***** Stored data *****
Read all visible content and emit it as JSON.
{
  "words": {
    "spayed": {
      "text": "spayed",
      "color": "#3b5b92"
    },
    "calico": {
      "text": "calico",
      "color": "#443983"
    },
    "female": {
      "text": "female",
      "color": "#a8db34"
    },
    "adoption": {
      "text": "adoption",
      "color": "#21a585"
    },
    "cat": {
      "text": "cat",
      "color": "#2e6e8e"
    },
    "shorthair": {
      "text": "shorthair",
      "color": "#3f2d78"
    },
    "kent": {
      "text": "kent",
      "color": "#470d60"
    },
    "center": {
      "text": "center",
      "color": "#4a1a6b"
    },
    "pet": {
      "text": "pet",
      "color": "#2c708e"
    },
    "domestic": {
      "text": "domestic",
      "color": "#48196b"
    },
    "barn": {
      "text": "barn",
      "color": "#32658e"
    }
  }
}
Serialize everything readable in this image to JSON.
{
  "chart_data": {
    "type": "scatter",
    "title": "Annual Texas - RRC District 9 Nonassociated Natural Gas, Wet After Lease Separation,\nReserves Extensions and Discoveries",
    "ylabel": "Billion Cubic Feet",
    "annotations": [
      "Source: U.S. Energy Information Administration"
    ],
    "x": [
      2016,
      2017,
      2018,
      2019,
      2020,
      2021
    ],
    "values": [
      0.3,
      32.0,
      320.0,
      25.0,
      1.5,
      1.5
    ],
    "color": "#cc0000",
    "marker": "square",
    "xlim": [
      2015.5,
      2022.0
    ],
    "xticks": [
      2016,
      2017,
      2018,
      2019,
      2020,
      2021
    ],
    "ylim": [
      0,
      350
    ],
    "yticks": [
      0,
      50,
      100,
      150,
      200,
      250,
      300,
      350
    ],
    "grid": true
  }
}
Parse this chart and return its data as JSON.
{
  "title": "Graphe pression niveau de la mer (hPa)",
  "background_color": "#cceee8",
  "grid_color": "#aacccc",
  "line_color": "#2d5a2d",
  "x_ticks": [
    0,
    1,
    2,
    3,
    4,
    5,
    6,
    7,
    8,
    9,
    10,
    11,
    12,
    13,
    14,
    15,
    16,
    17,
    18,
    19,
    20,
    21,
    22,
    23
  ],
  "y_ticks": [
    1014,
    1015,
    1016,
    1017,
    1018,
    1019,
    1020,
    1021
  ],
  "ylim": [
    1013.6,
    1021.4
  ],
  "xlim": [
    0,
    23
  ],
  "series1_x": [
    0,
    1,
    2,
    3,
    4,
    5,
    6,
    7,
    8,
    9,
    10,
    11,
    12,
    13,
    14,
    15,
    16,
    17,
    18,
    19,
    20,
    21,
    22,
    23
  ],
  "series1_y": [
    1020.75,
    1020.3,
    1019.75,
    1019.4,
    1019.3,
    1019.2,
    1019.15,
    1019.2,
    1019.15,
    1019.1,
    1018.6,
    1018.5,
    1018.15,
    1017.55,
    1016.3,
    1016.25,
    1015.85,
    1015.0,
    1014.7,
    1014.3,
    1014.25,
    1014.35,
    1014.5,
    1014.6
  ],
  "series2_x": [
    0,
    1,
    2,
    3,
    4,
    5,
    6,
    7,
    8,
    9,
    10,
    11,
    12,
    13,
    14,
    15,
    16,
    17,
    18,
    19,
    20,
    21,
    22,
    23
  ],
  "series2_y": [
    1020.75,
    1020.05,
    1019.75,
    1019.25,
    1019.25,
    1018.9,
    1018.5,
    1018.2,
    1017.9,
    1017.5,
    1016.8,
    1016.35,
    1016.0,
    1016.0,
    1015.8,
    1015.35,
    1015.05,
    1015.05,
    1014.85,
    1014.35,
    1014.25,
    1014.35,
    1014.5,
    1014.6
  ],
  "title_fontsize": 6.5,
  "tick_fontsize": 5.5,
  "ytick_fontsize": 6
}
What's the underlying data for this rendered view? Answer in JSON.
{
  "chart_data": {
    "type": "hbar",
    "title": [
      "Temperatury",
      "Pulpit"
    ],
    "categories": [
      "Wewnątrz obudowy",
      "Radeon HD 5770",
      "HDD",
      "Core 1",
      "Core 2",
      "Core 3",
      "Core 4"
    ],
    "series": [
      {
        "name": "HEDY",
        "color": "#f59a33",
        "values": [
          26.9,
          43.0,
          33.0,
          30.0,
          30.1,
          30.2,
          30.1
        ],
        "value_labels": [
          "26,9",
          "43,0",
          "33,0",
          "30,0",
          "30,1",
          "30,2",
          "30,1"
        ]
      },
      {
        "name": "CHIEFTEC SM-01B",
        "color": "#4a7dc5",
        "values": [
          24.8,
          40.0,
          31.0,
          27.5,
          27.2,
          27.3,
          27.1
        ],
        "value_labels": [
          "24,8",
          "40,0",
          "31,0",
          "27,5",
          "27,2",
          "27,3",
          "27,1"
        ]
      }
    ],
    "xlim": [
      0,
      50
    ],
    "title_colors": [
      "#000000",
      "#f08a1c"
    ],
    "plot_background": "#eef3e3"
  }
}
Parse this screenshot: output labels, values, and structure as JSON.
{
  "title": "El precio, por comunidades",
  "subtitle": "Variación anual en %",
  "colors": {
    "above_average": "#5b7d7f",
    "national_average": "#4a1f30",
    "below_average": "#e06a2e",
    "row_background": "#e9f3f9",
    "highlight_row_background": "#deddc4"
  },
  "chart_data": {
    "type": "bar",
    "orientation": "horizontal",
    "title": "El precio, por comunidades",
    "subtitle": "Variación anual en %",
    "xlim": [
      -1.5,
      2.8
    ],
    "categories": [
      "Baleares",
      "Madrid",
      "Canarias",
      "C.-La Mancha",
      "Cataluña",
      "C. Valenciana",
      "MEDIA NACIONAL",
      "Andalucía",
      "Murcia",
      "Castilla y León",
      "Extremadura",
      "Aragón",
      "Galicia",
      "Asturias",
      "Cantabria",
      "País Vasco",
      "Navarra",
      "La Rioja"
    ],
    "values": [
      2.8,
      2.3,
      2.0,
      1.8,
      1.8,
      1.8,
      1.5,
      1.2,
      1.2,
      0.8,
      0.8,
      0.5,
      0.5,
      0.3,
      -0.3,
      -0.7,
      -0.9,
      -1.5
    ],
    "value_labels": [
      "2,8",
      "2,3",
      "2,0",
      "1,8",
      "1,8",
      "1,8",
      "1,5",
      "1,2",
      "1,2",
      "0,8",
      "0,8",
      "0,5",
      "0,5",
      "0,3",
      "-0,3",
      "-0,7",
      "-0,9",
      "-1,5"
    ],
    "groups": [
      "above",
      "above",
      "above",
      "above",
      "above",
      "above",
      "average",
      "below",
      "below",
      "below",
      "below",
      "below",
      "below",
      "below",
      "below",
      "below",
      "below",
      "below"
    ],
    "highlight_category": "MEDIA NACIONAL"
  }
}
*****
• Task brief: Output all of the data above without any alteration.

• Output of the task:
Read all visible content and emit it as JSON.
{
  "words": {
    "spayed": {
      "text": "spayed",
      "color": "#3b5b92"
    },
    "calico": {
      "text": "calico",
      "color": "#443983"
    },
    "female": {
      "text": "female",
      "color": "#a8db34"
    },
    "adoption": {
      "text": "adoption",
      "color": "#21a585"
    },
    "cat": {
      "text": "cat",
      "color": "#2e6e8e"
    },
    "shorthair": {
      "text": "shorthair",
      "color": "#3f2d78"
    },
    "kent": {
      "text": "kent",
      "color": "#470d60"
    },
    "center": {
      "text": "center",
      "color": "#4a1a6b"
    },
    "pet": {
      "text": "pet",
      "color": "#2c708e"
    },
    "domestic": {
      "text": "domestic",
      "color": "#48196b"
    },
    "barn": {
      "text": "barn",
      "color": "#32658e"
    }
  }
}
Serialize everything readable in this image to JSON.
{
  "chart_data": {
    "type": "scatter",
    "title": "Annual Texas - RRC District 9 Nonassociated Natural Gas, Wet After Lease Separation,\nReserves Extensions and Discoveries",
    "ylabel": "Billion Cubic Feet",
    "annotations": [
      "Source: U.S. Energy Information Administration"
    ],
    "x": [
      2016,
      2017,
      2018,
      2019,
      2020,
      2021
    ],
    "values": [
      0.3,
      32.0,
      320.0,
      25.0,
      1.5,
      1.5
    ],
    "color": "#cc0000",
    "marker": "square",
    "xlim": [
      2015.5,
      2022.0
    ],
    "xticks": [
      2016,
      2017,
      2018,
      2019,
      2020,
      2021
    ],
    "ylim": [
      0,
      350
    ],
    "yticks": [
      0,
      50,
      100,
      150,
      200,
      250,
      300,
      350
    ],
    "grid": true
  }
}
Parse this chart and return its data as JSON.
{
  "title": "Graphe pression niveau de la mer (hPa)",
  "background_color": "#cceee8",
  "grid_color": "#aacccc",
  "line_color": "#2d5a2d",
  "x_ticks": [
    0,
    1,
    2,
    3,
    4,
    5,
    6,
    7,
    8,
    9,
    10,
    11,
    12,
    13,
    14,
    15,
    16,
    17,
    18,
    19,
    20,
    21,
    22,
    23
  ],
  "y_ticks": [
    1014,
    1015,
    1016,
    1017,
    1018,
    1019,
    1020,
    1021
  ],
  "ylim": [
    1013.6,
    1021.4
  ],
  "xlim": [
    0,
    23
  ],
  "series1_x": [
    0,
    1,
    2,
    3,
    4,
    5,
    6,
    7,
    8,
    9,
    10,
    11,
    12,
    13,
    14,
    15,
    16,
    17,
    18,
    19,
    20,
    21,
    22,
    23
  ],
  "series1_y": [
    1020.75,
    1020.3,
    1019.75,
    1019.4,
    1019.3,
    1019.2,
    1019.15,
    1019.2,
    1019.15,
    1019.1,
    1018.6,
    1018.5,
    1018.15,
    1017.55,
    1016.3,
    1016.25,
    1015.85,
    1015.0,
    1014.7,
    1014.3,
    1014.25,
    1014.35,
    1014.5,
    1014.6
  ],
  "series2_x": [
    0,
    1,
    2,
    3,
    4,
    5,
    6,
    7,
    8,
    9,
    10,
    11,
    12,
    13,
    14,
    15,
    16,
    17,
    18,
    19,
    20,
    21,
    22,
    23
  ],
  "series2_y": [
    1020.75,
    1020.05,
    1019.75,
    1019.25,
    1019.25,
    1018.9,
    1018.5,
    1018.2,
    1017.9,
    1017.5,
    1016.8,
    1016.35,
    1016.0,
    1016.0,
    1015.8,
    1015.35,
    1015.05,
    1015.05,
    1014.85,
    1014.35,
    1014.25,
    1014.35,
    1014.5,
    1014.6
  ],
  "title_fontsize": 6.5,
  "tick_fontsize": 5.5,
  "ytick_fontsize": 6
}
What's the underlying data for this rendered view? Answer in JSON.
{
  "chart_data": {
    "type": "hbar",
    "title": [
      "Temperatury",
      "Pulpit"
    ],
    "categories": [
      "Wewnątrz obudowy",
      "Radeon HD 5770",
      "HDD",
      "Core 1",
      "Core 2",
      "Core 3",
      "Core 4"
    ],
    "series": [
      {
        "name": "HEDY",
        "color": "#f59a33",
        "values": [
          26.9,
          43.0,
          33.0,
          30.0,
          30.1,
          30.2,
          30.1
        ],
        "value_labels": [
          "26,9",
          "43,0",
          "33,0",
          "30,0",
          "30,1",
          "30,2",
          "30,1"
        ]
      },
      {
        "name": "CHIEFTEC SM-01B",
        "color": "#4a7dc5",
        "values": [
          24.8,
          40.0,
          31.0,
          27.5,
          27.2,
          27.3,
          27.1
        ],
        "value_labels": [
          "24,8",
          "40,0",
          "31,0",
          "27,5",
          "27,2",
          "27,3",
          "27,1"
        ]
      }
    ],
    "xlim": [
      0,
      50
    ],
    "title_colors": [
      "#000000",
      "#f08a1c"
    ],
    "plot_background": "#eef3e3"
  }
}
Parse this screenshot: output labels, values, and structure as JSON.
{
  "title": "El precio, por comunidades",
  "subtitle": "Variación anual en %",
  "colors": {
    "above_average": "#5b7d7f",
    "national_average": "#4a1f30",
    "below_average": "#e06a2e",
    "row_background": "#e9f3f9",
    "highlight_row_background": "#deddc4"
  },
  "chart_data": {
    "type": "bar",
    "orientation": "horizontal",
    "title": "El precio, por comunidades",
    "subtitle": "Variación anual en %",
    "xlim": [
      -1.5,
      2.8
    ],
    "categories": [
      "Baleares",
      "Madrid",
      "Canarias",
      "C.-La Mancha",
      "Cataluña",
      "C. Valenciana",
      "MEDIA NACIONAL",
      "Andalucía",
      "Murcia",
      "Castilla y León",
      "Extremadura",
      "Aragón",
      "Galicia",
      "Asturias",
      "Cantabria",
      "País Vasco",
      "Navarra",
      "La Rioja"
    ],
    "values": [
      2.8,
      2.3,
      2.0,
      1.8,
      1.8,
      1.8,
      1.5,
      1.2,
      1.2,
      0.8,
      0.8,
      0.5,
      0.5,
      0.3,
      -0.3,
      -0.7,
      -0.9,
      -1.5
    ],
    "value_labels": [
      "2,8",
      "2,3",
      "2,0",
      "1,8",
      "1,8",
      "1,8",
      "1,5",
      "1,2",
      "1,2",
      "0,8",
      "0,8",
      "0,5",
      "0,5",
      "0,3",
      "-0,3",
      "-0,7",
      "-0,9",
      "-1,5"
    ],
    "groups": [
      "above",
      "above",
      "above",
      "above",
      "above",
      "above",
      "average",
      "below",
      "below",
      "below",
      "below",
      "below",
      "below",
      "below",
      "below",
      "below",
      "below",
      "below"
    ],
    "highlight_category": "MEDIA NACIONAL"
  }
}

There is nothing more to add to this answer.